Directive: Report every line in the listing below where the string "çalışması" shows up.

* Start Provided information *

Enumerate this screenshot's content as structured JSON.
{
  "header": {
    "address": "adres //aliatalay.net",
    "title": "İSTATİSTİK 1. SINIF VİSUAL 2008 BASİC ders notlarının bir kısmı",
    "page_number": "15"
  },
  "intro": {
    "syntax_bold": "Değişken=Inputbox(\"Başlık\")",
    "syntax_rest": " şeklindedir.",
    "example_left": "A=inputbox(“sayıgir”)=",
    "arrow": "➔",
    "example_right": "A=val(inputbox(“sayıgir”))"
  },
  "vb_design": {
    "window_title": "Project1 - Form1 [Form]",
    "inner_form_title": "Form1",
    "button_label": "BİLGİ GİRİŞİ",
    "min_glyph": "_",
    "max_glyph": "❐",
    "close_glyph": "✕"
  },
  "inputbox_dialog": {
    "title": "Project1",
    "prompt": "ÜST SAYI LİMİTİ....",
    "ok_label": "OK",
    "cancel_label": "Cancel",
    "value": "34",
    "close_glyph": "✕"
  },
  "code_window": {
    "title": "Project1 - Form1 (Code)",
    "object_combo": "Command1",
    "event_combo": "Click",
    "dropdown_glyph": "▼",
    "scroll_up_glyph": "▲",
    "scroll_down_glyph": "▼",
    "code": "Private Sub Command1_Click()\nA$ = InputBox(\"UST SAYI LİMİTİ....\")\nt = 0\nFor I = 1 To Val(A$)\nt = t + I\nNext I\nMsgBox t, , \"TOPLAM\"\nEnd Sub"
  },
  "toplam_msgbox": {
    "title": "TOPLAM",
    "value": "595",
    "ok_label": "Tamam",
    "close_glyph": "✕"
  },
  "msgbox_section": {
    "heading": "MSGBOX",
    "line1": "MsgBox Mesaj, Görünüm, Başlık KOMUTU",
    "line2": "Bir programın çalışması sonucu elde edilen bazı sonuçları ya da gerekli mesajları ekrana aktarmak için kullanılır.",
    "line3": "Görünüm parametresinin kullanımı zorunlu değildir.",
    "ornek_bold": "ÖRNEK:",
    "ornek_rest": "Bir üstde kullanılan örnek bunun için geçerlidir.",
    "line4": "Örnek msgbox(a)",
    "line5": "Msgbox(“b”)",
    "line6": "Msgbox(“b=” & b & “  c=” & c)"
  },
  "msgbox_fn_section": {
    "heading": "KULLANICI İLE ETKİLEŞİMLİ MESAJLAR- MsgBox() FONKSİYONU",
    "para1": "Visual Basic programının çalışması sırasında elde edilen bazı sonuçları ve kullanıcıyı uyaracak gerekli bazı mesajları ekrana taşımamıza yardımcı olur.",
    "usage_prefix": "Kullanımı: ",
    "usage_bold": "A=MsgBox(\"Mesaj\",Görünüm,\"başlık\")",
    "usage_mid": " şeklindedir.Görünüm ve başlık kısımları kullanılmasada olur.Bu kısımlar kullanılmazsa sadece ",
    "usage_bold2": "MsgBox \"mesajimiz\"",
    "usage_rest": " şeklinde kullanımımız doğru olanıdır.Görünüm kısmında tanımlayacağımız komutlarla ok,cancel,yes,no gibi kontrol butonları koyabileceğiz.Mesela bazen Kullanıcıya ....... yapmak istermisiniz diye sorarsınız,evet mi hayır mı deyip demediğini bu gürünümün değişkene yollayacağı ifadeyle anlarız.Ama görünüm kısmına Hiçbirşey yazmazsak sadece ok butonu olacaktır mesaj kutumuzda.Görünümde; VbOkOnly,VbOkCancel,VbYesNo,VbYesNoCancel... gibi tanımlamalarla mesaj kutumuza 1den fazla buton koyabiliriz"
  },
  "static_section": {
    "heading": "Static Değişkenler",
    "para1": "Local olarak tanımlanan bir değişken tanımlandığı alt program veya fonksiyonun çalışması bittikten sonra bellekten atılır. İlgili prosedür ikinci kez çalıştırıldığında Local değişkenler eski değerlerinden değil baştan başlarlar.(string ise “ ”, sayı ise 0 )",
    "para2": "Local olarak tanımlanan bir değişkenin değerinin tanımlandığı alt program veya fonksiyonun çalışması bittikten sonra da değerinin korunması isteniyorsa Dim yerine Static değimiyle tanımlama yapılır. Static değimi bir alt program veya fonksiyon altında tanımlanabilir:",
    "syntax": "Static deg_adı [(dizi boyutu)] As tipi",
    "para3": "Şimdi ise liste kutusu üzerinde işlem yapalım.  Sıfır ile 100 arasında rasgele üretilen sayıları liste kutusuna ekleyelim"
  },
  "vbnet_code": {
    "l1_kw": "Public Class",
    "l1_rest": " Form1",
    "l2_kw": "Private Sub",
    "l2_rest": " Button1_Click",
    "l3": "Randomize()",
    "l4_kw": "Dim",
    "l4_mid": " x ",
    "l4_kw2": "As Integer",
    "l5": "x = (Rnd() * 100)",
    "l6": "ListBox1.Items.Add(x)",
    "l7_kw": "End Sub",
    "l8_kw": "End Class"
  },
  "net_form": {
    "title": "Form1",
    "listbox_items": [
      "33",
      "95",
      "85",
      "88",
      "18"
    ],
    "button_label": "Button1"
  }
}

* End Provided information *
* Start Provided information *

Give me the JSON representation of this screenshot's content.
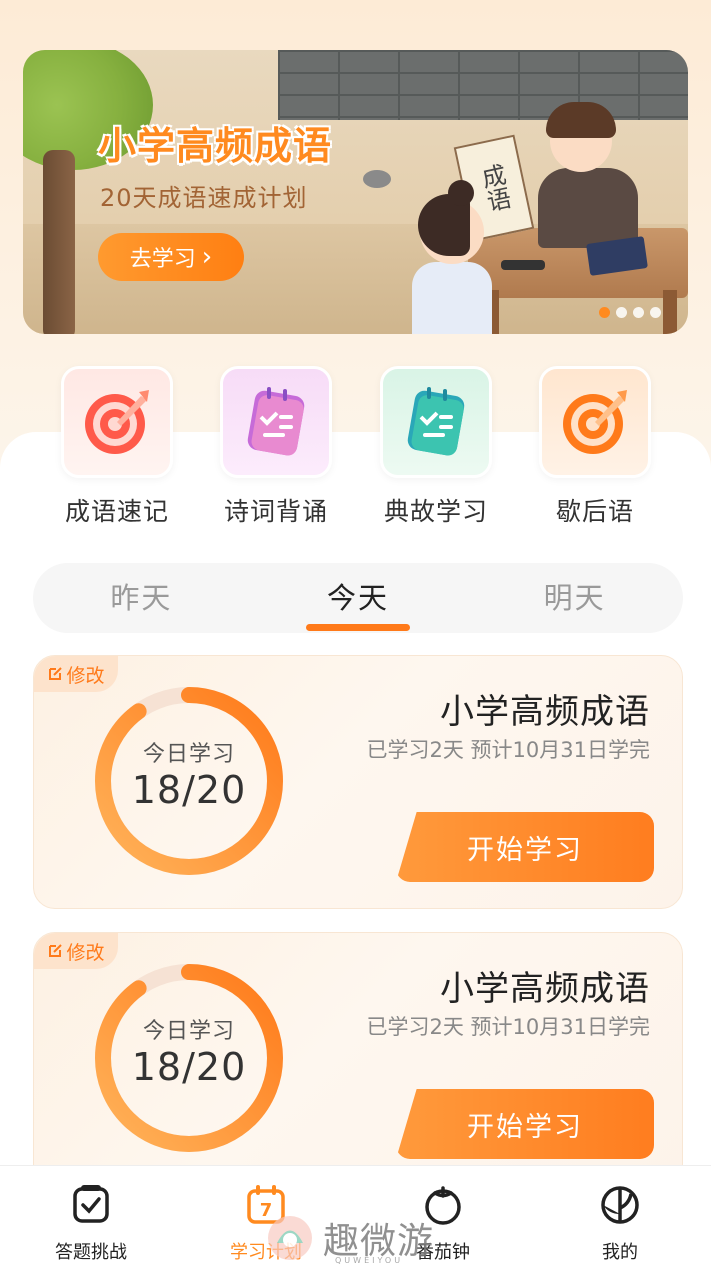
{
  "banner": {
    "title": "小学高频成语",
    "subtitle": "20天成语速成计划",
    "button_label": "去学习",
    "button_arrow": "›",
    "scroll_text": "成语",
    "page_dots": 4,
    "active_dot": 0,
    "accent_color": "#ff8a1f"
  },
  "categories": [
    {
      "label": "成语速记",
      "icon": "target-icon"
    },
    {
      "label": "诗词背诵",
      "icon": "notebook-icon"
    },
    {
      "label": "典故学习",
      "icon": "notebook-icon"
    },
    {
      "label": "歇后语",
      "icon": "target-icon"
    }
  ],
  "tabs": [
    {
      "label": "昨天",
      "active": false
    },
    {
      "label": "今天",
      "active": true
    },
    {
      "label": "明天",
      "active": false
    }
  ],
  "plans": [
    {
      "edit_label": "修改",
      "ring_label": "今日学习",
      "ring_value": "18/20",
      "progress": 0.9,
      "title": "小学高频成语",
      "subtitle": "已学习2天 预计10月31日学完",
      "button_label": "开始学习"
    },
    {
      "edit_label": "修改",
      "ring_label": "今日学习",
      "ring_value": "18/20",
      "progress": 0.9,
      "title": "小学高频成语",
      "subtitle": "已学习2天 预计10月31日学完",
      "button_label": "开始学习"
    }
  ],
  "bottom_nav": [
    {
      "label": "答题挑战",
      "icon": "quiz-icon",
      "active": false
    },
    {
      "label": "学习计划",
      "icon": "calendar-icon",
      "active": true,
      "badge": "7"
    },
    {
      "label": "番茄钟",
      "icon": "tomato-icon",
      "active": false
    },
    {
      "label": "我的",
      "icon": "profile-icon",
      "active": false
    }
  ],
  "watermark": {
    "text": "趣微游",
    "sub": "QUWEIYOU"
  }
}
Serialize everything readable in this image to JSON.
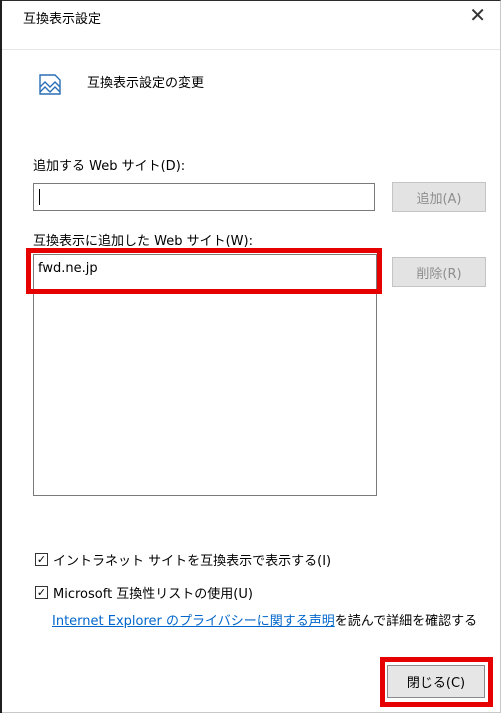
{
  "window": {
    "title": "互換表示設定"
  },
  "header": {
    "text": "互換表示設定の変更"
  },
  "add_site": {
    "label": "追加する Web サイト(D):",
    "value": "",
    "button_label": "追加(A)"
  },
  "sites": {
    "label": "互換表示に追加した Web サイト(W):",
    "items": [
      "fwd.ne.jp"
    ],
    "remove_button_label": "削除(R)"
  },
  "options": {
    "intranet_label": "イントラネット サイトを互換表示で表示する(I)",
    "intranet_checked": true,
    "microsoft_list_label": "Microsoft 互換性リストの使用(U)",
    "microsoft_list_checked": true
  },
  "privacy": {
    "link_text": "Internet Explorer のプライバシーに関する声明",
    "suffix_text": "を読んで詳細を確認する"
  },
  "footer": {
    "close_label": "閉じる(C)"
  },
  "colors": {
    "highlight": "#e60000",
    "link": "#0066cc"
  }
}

* End Provided information *
* Start Provided information *

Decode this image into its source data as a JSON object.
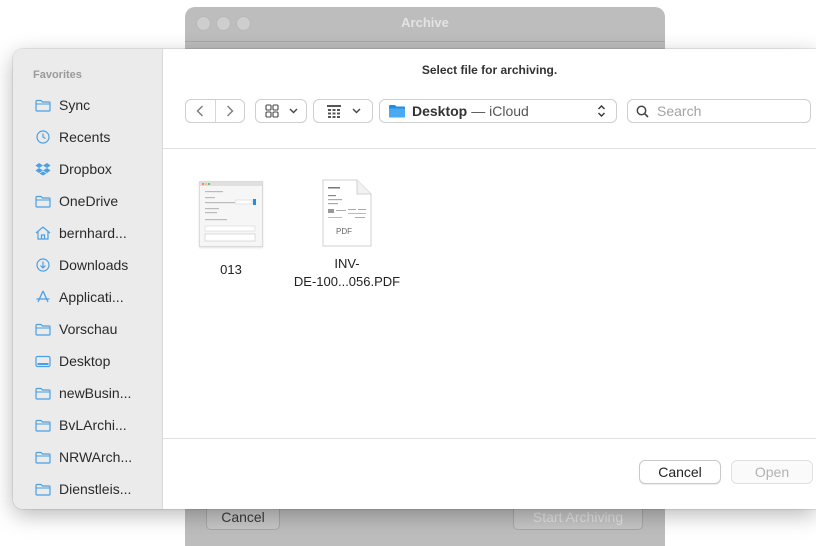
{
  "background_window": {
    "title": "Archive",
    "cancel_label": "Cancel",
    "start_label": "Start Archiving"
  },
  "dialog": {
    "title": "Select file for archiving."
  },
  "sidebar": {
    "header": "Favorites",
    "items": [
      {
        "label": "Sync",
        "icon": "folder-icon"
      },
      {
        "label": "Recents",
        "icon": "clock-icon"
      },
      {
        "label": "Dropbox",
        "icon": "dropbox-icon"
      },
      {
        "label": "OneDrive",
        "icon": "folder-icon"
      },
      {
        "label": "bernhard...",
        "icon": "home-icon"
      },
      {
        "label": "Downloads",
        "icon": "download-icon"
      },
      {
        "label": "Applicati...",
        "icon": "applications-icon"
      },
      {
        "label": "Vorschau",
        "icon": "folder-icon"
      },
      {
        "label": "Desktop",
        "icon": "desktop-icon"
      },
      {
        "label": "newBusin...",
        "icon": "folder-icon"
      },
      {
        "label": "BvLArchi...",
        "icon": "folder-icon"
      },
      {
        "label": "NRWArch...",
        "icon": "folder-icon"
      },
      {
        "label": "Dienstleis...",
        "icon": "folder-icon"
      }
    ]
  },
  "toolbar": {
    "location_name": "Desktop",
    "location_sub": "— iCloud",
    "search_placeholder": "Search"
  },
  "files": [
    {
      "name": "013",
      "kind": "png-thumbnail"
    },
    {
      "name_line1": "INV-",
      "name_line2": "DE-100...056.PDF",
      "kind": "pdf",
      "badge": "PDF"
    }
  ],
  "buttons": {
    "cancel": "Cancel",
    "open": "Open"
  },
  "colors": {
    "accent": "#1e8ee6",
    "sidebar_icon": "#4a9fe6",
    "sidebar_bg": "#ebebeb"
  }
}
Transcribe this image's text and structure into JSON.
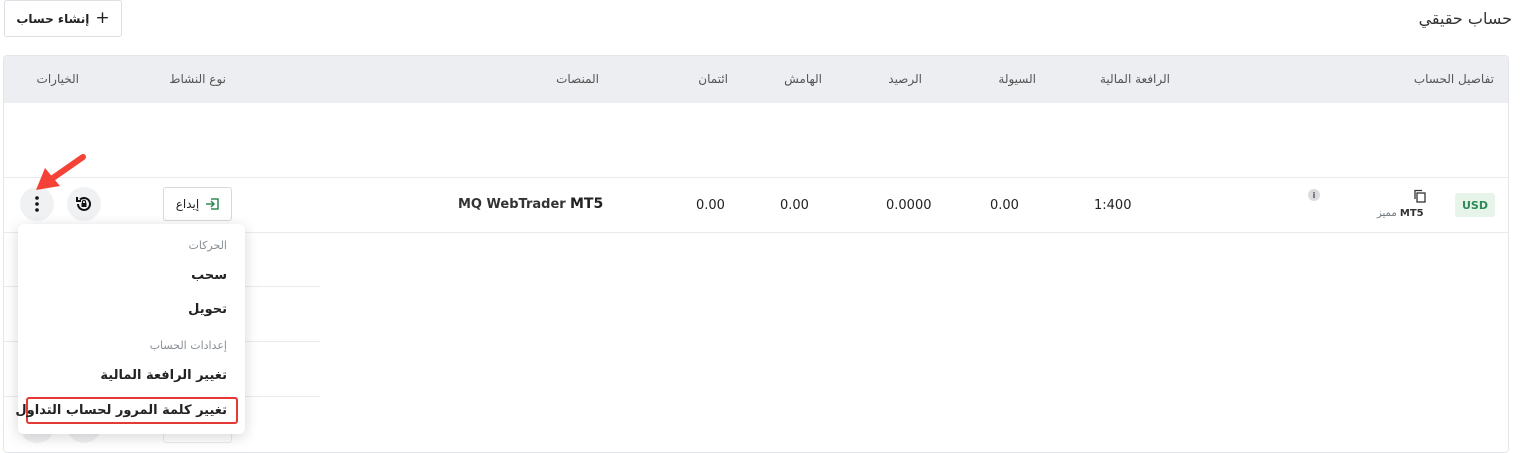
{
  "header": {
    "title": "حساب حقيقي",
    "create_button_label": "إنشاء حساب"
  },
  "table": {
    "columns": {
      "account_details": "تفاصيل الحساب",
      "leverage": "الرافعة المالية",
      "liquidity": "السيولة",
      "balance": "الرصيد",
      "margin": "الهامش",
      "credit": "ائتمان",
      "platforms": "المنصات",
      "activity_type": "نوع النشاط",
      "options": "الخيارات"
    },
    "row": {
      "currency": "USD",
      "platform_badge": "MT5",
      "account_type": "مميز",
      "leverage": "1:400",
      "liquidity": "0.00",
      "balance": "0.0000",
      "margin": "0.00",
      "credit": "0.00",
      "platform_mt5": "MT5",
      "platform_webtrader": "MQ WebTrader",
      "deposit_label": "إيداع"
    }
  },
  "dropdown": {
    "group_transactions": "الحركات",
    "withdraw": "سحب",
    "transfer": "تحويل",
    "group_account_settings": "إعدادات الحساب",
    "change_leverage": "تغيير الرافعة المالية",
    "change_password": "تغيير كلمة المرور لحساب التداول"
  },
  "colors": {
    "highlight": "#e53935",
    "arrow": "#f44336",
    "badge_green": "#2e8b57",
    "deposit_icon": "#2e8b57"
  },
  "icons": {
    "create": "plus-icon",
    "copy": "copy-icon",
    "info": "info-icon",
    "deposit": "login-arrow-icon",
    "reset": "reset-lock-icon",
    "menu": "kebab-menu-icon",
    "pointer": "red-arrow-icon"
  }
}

* End Provided information *

Answer to the task:
    "line2": "Bir programın çalışması sonucu elde edilen bazı sonuçları ya da gerekli mesajları ekrana aktarmak için kullanılır.",
    "para1": "Visual Basic programının çalışması sırasında elde edilen bazı sonuçları ve kullanıcıyı uyaracak gerekli bazı mesajları ekrana taşımamıza yardımcı olur.",
    "para1": "Local olarak tanımlanan bir değişken tanımlandığı alt program veya fonksiyonun çalışması bittikten sonra bellekten atılır. İlgili prosedür ikinci kez çalıştırıldığında Local değişkenler eski değerlerinden değil baştan başlarlar.(string ise “ ”, sayı ise 0 )",
    "para2": "Local olarak tanımlanan bir değişkenin değerinin tanımlandığı alt program veya fonksiyonun çalışması bittikten sonra da değerinin korunması isteniyorsa Dim yerine Static değimiyle tanımlama yapılır. Static değimi bir alt program veya fonksiyon altında tanımlanabilir:",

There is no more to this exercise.